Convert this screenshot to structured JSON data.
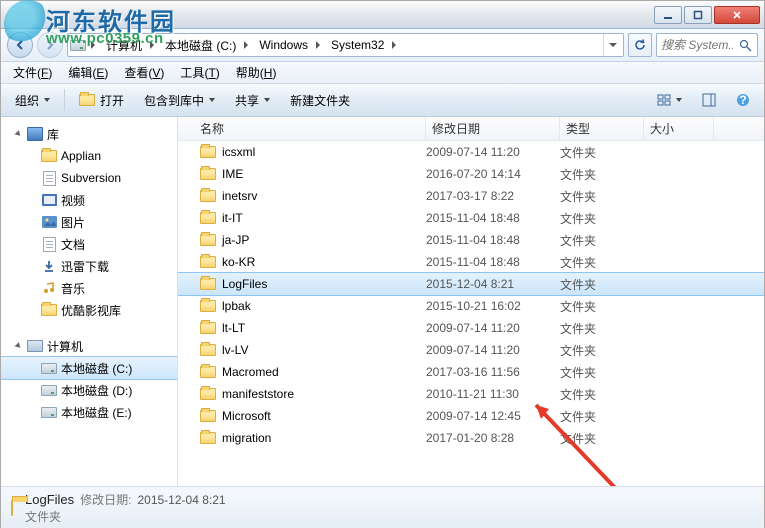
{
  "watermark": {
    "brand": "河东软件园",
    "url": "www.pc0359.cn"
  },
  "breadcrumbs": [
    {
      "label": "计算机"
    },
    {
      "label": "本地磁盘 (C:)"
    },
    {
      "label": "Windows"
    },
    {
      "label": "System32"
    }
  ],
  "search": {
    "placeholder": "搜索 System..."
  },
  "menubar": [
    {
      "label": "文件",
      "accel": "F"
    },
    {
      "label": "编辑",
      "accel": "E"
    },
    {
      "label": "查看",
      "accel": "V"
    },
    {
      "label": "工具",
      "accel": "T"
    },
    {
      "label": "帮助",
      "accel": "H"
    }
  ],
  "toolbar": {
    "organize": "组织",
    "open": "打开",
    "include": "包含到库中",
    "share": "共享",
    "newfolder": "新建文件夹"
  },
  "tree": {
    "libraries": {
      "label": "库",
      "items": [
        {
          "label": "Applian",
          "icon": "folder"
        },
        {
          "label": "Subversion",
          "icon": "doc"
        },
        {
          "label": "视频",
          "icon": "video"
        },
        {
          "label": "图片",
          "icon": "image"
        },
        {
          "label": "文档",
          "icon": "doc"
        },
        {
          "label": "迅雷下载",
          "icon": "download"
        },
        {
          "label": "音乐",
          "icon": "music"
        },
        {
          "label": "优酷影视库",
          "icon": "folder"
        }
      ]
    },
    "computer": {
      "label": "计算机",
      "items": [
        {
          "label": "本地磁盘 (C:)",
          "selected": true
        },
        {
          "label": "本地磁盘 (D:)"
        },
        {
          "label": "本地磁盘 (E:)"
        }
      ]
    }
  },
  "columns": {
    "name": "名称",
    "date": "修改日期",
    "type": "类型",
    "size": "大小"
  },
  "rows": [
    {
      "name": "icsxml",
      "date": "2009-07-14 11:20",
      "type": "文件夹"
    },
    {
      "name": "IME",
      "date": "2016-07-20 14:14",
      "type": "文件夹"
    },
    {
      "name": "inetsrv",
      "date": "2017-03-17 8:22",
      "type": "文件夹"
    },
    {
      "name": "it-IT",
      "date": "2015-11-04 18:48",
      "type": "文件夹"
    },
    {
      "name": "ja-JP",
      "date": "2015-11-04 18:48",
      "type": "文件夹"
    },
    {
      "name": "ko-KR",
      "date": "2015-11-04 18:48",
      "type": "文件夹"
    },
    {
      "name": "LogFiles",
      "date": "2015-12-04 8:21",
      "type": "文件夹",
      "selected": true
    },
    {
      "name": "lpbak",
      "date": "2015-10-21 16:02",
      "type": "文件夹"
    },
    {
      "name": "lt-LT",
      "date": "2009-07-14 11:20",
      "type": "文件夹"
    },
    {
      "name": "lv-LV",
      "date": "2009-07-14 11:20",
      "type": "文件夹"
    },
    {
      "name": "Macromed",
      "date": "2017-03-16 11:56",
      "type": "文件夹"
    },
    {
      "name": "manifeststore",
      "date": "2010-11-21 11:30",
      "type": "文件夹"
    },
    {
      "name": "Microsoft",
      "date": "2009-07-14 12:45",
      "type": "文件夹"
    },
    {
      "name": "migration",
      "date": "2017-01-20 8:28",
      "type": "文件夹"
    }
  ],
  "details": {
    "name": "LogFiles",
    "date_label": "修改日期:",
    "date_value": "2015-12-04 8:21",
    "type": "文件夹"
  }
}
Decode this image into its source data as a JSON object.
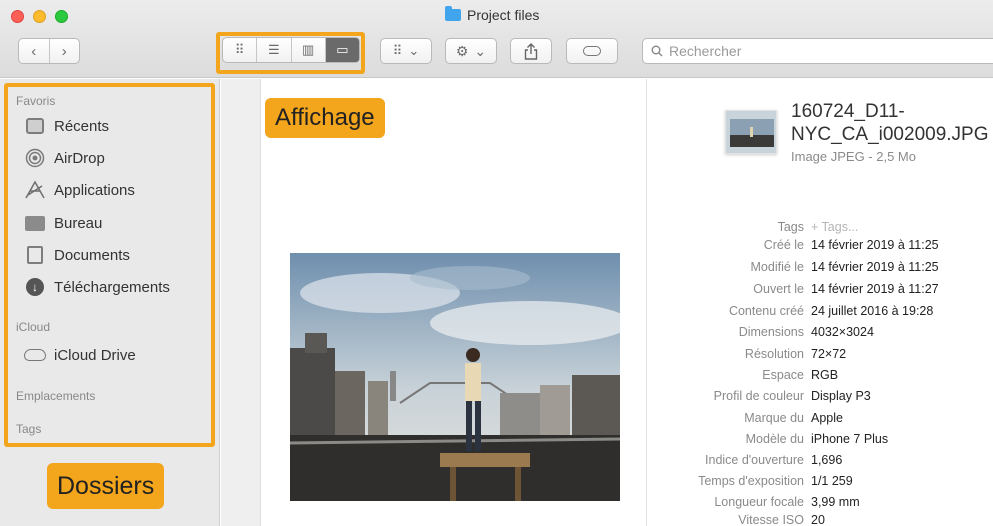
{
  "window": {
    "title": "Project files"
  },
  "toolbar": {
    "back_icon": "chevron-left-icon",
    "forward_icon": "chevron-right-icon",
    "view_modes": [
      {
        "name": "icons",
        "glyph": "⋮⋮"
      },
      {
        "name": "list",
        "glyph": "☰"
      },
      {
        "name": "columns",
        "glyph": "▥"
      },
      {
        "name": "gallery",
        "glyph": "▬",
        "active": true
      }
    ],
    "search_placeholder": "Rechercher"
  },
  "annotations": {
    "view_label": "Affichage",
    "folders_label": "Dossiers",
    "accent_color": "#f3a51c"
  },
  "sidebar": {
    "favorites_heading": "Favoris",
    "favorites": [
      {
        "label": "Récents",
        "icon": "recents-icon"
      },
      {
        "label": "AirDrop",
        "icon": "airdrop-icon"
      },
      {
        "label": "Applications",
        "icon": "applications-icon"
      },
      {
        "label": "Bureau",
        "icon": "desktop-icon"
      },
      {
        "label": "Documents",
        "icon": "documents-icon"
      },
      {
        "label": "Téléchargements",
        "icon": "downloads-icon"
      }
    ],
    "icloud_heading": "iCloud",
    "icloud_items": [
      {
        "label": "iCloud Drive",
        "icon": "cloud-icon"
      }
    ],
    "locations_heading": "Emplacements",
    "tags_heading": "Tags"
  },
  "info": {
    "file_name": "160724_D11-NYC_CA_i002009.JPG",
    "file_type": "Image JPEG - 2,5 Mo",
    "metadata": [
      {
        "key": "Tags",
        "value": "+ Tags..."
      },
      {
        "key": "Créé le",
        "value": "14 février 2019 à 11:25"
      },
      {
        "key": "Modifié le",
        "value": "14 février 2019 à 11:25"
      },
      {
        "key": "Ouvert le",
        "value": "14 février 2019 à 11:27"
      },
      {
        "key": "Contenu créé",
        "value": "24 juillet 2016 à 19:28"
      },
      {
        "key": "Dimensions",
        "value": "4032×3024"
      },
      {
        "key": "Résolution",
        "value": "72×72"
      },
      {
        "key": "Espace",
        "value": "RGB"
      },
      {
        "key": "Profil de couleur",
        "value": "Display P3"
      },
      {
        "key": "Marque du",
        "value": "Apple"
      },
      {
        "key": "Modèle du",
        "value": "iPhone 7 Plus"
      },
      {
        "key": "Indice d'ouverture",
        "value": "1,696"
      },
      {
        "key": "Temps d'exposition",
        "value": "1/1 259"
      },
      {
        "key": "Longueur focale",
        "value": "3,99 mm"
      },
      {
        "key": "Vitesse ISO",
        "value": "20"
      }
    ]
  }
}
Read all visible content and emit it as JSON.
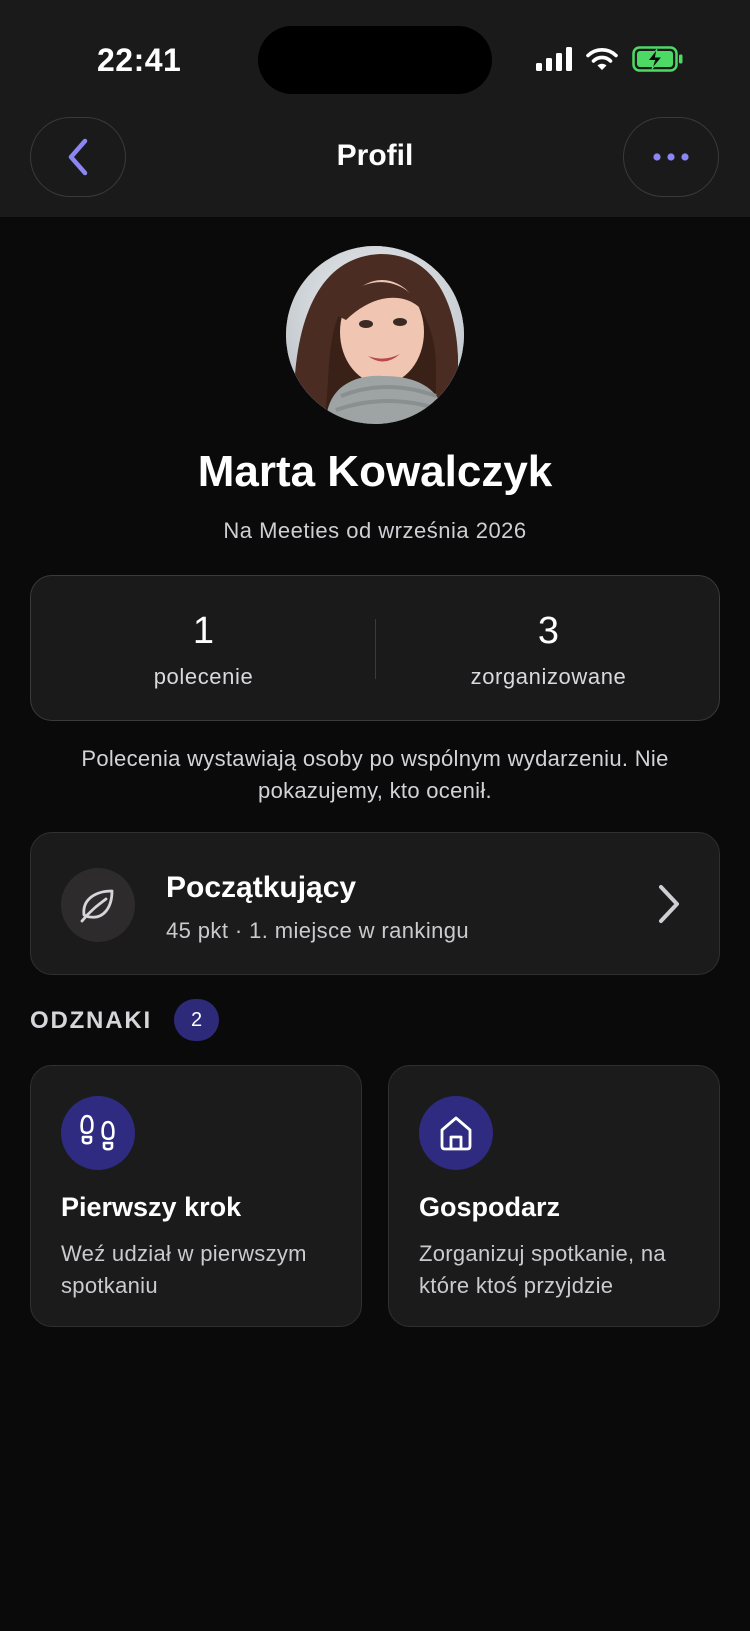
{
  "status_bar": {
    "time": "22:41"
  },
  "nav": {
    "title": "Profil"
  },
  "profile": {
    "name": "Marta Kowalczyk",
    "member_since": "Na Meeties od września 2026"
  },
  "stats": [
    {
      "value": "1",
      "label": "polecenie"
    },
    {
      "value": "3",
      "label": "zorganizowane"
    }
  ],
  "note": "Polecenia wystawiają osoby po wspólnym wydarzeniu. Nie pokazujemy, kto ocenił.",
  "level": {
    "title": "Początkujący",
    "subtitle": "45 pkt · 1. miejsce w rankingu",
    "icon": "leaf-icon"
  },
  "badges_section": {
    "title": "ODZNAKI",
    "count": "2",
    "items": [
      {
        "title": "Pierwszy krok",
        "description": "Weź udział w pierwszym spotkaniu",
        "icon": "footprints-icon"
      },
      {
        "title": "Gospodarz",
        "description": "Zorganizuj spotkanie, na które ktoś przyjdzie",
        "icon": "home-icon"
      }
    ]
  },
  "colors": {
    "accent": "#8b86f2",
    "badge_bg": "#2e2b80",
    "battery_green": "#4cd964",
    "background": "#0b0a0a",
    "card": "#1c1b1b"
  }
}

- **Problem statement**: Leave the pictures out, and reproduce only the lines from the line holding "Read all visible content and emit it as JSON." through the last line of the material, both included.

- **Solution to this task**:
Read all visible content and emit it as JSON.
{
  "status_bar": {
    "time": "22:41"
  },
  "nav": {
    "title": "Profil"
  },
  "profile": {
    "name": "Marta Kowalczyk",
    "member_since": "Na Meeties od września 2026"
  },
  "stats": [
    {
      "value": "1",
      "label": "polecenie"
    },
    {
      "value": "3",
      "label": "zorganizowane"
    }
  ],
  "note": "Polecenia wystawiają osoby po wspólnym wydarzeniu. Nie pokazujemy, kto ocenił.",
  "level": {
    "title": "Początkujący",
    "subtitle": "45 pkt · 1. miejsce w rankingu",
    "icon": "leaf-icon"
  },
  "badges_section": {
    "title": "ODZNAKI",
    "count": "2",
    "items": [
      {
        "title": "Pierwszy krok",
        "description": "Weź udział w pierwszym spotkaniu",
        "icon": "footprints-icon"
      },
      {
        "title": "Gospodarz",
        "description": "Zorganizuj spotkanie, na które ktoś przyjdzie",
        "icon": "home-icon"
      }
    ]
  },
  "colors": {
    "accent": "#8b86f2",
    "badge_bg": "#2e2b80",
    "battery_green": "#4cd964",
    "background": "#0b0a0a",
    "card": "#1c1b1b"
  }
}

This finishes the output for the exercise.